REQUIRED WORK
Return the records word for word. Any pictures in them are not part of the copy.

━━━ SUPPLIED INFORMATION

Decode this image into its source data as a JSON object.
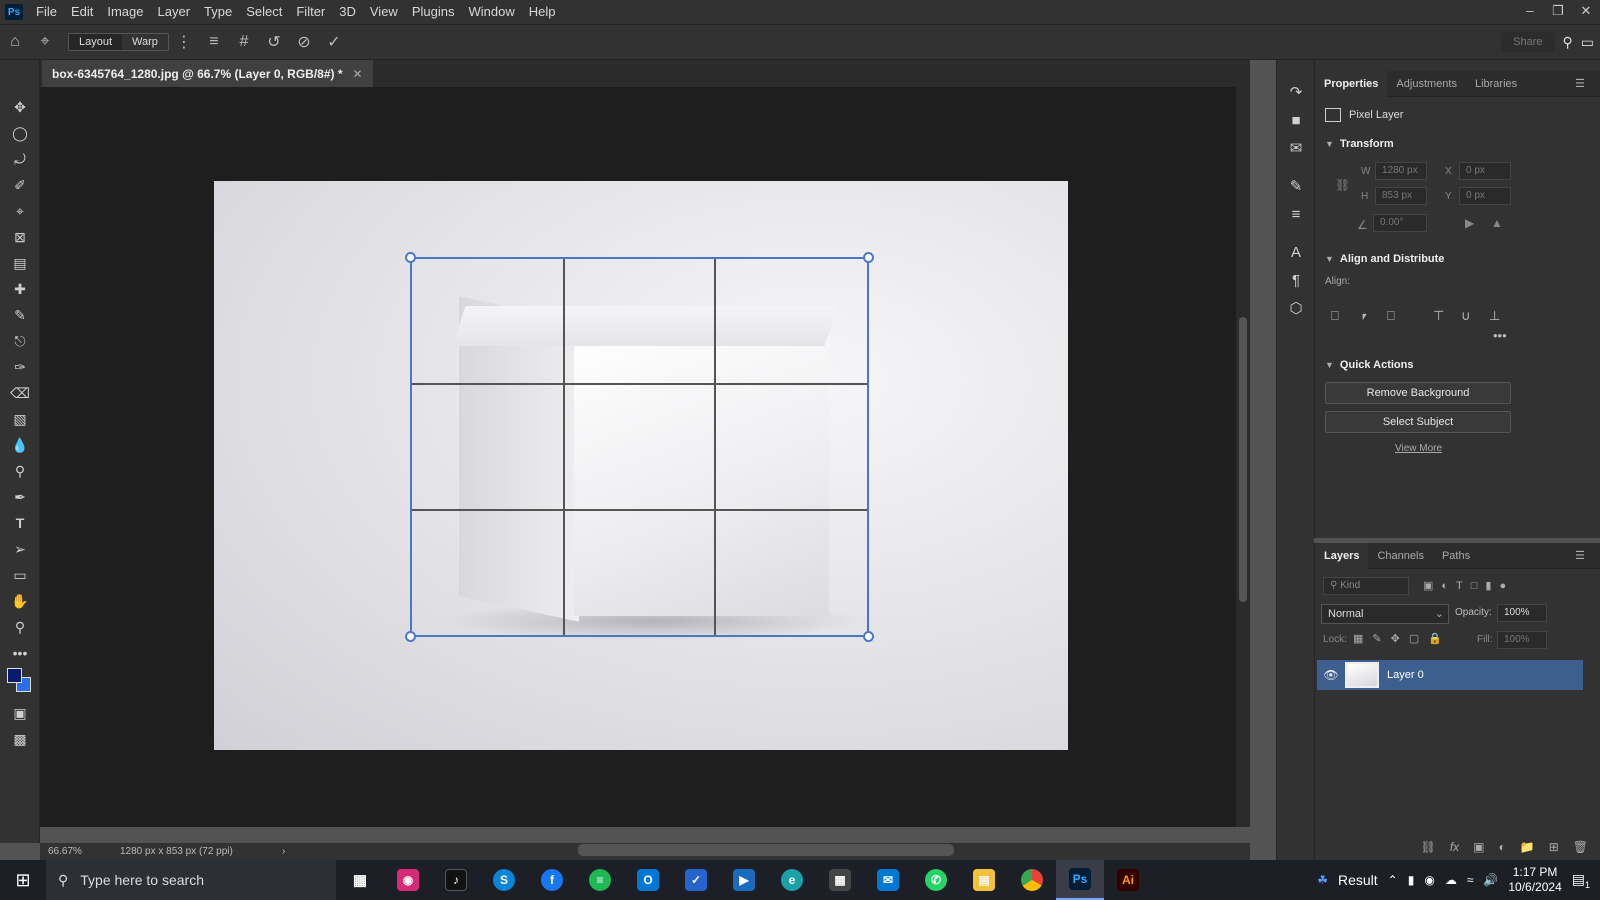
{
  "app": {
    "logo": "Ps"
  },
  "menu": [
    "File",
    "Edit",
    "Image",
    "Layer",
    "Type",
    "Select",
    "Filter",
    "3D",
    "View",
    "Plugins",
    "Window",
    "Help"
  ],
  "options_bar": {
    "layout_label": "Layout",
    "warp_label": "Warp",
    "share_label": "Share"
  },
  "document": {
    "tab_title": "box-6345764_1280.jpg @ 66.7% (Layer 0, RGB/8#) *",
    "zoom": "66.67%",
    "info": "1280 px x 853 px (72 ppi)"
  },
  "properties": {
    "tabs": [
      "Properties",
      "Adjustments",
      "Libraries"
    ],
    "layer_kind": "Pixel Layer",
    "transform_title": "Transform",
    "w_label": "W",
    "w_value": "1280 px",
    "h_label": "H",
    "h_value": "853 px",
    "x_label": "X",
    "x_value": "0 px",
    "y_label": "Y",
    "y_value": "0 px",
    "angle_value": "0.00°",
    "align_title": "Align and Distribute",
    "align_label": "Align:",
    "quick_actions_title": "Quick Actions",
    "remove_bg": "Remove Background",
    "select_subject": "Select Subject",
    "view_more": "View More"
  },
  "layers_panel": {
    "tabs": [
      "Layers",
      "Channels",
      "Paths"
    ],
    "filter_placeholder": "Kind",
    "blend_mode": "Normal",
    "opacity_label": "Opacity:",
    "opacity_value": "100%",
    "lock_label": "Lock:",
    "fill_label": "Fill:",
    "fill_value": "100%",
    "layer_name": "Layer 0"
  },
  "taskbar": {
    "search_placeholder": "Type here to search",
    "weather": "Result",
    "time": "1:17 PM",
    "date": "10/6/2024",
    "notification_count": "1"
  },
  "colors": {
    "accent": "#4a78c8",
    "foreground": "#0a1a6e",
    "background": "#2a6ee8"
  }
}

━━━━━━

EXPECTED ANSWER
Decode this image into its source data as a JSON object.
{
  "app": {
    "logo": "Ps"
  },
  "menu": [
    "File",
    "Edit",
    "Image",
    "Layer",
    "Type",
    "Select",
    "Filter",
    "3D",
    "View",
    "Plugins",
    "Window",
    "Help"
  ],
  "options_bar": {
    "layout_label": "Layout",
    "warp_label": "Warp",
    "share_label": "Share"
  },
  "document": {
    "tab_title": "box-6345764_1280.jpg @ 66.7% (Layer 0, RGB/8#) *",
    "zoom": "66.67%",
    "info": "1280 px x 853 px (72 ppi)"
  },
  "properties": {
    "tabs": [
      "Properties",
      "Adjustments",
      "Libraries"
    ],
    "layer_kind": "Pixel Layer",
    "transform_title": "Transform",
    "w_label": "W",
    "w_value": "1280 px",
    "h_label": "H",
    "h_value": "853 px",
    "x_label": "X",
    "x_value": "0 px",
    "y_label": "Y",
    "y_value": "0 px",
    "angle_value": "0.00°",
    "align_title": "Align and Distribute",
    "align_label": "Align:",
    "quick_actions_title": "Quick Actions",
    "remove_bg": "Remove Background",
    "select_subject": "Select Subject",
    "view_more": "View More"
  },
  "layers_panel": {
    "tabs": [
      "Layers",
      "Channels",
      "Paths"
    ],
    "filter_placeholder": "Kind",
    "blend_mode": "Normal",
    "opacity_label": "Opacity:",
    "opacity_value": "100%",
    "lock_label": "Lock:",
    "fill_label": "Fill:",
    "fill_value": "100%",
    "layer_name": "Layer 0"
  },
  "taskbar": {
    "search_placeholder": "Type here to search",
    "weather": "Result",
    "time": "1:17 PM",
    "date": "10/6/2024",
    "notification_count": "1"
  },
  "colors": {
    "accent": "#4a78c8",
    "foreground": "#0a1a6e",
    "background": "#2a6ee8"
  }
}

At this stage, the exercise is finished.